* _Your objective_
Please output exactly the run of lines that starts at the line with "What does this" and ends at the last line of the records below.
--- Dataset rows ---
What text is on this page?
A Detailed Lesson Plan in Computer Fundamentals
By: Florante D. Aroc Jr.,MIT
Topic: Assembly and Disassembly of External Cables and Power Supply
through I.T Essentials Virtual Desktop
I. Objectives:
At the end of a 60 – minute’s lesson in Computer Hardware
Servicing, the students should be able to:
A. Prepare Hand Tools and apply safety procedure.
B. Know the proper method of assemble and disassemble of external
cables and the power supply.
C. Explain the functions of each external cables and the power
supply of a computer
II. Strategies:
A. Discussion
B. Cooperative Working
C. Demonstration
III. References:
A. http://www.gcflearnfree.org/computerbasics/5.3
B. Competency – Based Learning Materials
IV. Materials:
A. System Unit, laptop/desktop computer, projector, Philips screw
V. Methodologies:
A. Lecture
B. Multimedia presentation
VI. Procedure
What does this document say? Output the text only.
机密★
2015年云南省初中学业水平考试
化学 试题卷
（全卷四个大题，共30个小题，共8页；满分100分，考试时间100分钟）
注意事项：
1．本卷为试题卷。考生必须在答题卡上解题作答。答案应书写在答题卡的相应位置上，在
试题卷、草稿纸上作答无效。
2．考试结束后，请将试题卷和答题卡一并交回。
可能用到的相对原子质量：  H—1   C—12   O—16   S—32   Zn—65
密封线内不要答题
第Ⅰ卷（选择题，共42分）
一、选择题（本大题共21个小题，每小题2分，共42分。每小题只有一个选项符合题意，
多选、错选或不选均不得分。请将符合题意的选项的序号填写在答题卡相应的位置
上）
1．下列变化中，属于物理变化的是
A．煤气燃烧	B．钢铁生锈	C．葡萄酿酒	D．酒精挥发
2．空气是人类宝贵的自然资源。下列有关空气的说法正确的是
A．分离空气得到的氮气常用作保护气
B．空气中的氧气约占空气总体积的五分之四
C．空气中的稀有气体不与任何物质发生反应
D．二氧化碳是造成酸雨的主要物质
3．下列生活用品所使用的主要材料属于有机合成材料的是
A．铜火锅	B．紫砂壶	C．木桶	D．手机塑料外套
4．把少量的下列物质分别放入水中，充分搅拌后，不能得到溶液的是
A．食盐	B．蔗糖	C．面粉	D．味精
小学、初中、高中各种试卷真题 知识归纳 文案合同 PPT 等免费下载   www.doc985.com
---
* _Result below_
What does this document say? Output the text only.
机密★
2015年云南省初中学业水平考试
化学 试题卷
（全卷四个大题，共30个小题，共8页；满分100分，考试时间100分钟）
注意事项：
1．本卷为试题卷。考生必须在答题卡上解题作答。答案应书写在答题卡的相应位置上，在
试题卷、草稿纸上作答无效。
2．考试结束后，请将试题卷和答题卡一并交回。
可能用到的相对原子质量：  H—1   C—12   O—16   S—32   Zn—65
密封线内不要答题
第Ⅰ卷（选择题，共42分）
一、选择题（本大题共21个小题，每小题2分，共42分。每小题只有一个选项符合题意，
多选、错选或不选均不得分。请将符合题意的选项的序号填写在答题卡相应的位置
上）
1．下列变化中，属于物理变化的是
A．煤气燃烧	B．钢铁生锈	C．葡萄酿酒	D．酒精挥发
2．空气是人类宝贵的自然资源。下列有关空气的说法正确的是
A．分离空气得到的氮气常用作保护气
B．空气中的氧气约占空气总体积的五分之四
C．空气中的稀有气体不与任何物质发生反应
D．二氧化碳是造成酸雨的主要物质
3．下列生活用品所使用的主要材料属于有机合成材料的是
A．铜火锅	B．紫砂壶	C．木桶	D．手机塑料外套
4．把少量的下列物质分别放入水中，充分搅拌后，不能得到溶液的是
A．食盐	B．蔗糖	C．面粉	D．味精
小学、初中、高中各种试卷真题 知识归纳 文案合同 PPT 等免费下载   www.doc985.com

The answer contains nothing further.